**EXERCISE BRIEF**
Tally up the lines where the string "text" appears; reply with the number only.

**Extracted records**
=====

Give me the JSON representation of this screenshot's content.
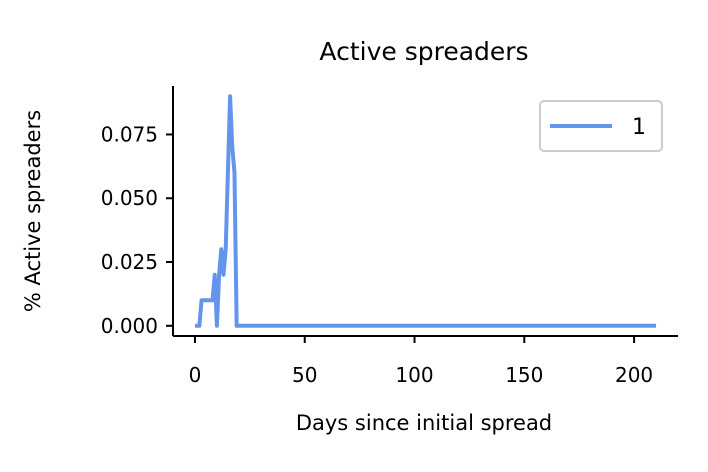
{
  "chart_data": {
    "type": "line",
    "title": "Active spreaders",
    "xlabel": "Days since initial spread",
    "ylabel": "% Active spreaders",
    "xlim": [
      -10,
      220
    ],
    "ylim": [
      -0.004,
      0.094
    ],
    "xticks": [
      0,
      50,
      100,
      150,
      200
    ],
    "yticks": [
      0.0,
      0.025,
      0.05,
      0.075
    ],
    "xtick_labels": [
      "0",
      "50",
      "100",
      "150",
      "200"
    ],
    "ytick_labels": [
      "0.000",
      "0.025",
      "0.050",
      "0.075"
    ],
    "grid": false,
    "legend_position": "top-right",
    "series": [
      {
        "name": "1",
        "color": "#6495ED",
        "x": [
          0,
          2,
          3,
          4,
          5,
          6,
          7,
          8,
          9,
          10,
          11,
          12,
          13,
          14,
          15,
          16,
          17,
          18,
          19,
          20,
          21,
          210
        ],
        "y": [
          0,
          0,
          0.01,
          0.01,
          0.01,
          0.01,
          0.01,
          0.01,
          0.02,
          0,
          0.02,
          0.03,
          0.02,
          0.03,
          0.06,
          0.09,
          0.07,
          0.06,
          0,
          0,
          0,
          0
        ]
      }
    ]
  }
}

=====

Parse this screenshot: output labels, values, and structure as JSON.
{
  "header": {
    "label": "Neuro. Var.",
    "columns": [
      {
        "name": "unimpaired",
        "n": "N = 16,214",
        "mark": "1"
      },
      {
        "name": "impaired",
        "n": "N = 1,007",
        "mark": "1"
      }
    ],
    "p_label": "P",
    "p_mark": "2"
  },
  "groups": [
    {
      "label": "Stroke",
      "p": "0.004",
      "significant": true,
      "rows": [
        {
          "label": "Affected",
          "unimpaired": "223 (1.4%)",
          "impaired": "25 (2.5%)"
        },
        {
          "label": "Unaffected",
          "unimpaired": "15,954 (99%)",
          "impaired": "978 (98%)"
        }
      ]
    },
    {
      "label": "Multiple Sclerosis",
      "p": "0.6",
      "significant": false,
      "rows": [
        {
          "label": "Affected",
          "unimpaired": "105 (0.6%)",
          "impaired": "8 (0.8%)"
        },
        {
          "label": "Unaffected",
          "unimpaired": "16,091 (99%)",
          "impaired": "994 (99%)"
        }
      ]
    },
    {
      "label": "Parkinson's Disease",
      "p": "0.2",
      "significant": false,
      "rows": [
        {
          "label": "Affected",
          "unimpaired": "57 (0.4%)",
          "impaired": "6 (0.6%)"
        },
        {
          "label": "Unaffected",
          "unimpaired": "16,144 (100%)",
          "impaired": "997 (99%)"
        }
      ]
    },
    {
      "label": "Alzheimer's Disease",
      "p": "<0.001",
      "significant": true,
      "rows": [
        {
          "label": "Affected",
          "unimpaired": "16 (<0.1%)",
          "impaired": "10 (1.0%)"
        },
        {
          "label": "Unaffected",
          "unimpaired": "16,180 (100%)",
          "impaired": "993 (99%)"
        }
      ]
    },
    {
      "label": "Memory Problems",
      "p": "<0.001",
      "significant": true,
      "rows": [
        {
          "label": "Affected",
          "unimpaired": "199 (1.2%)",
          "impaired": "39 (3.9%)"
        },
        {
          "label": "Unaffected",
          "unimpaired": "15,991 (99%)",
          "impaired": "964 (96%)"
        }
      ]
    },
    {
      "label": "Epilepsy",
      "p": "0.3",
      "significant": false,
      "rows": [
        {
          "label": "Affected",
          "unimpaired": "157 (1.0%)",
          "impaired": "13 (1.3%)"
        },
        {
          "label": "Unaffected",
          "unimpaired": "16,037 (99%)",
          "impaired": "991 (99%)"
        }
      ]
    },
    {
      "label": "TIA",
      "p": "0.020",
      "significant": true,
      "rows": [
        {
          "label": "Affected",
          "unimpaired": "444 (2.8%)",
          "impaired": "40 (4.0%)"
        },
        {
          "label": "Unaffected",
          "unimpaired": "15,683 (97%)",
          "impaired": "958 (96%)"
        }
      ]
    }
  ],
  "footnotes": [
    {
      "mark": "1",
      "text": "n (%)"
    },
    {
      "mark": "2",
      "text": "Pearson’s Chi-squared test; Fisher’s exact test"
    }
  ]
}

=====

**EXERCISE OUTPUT**
2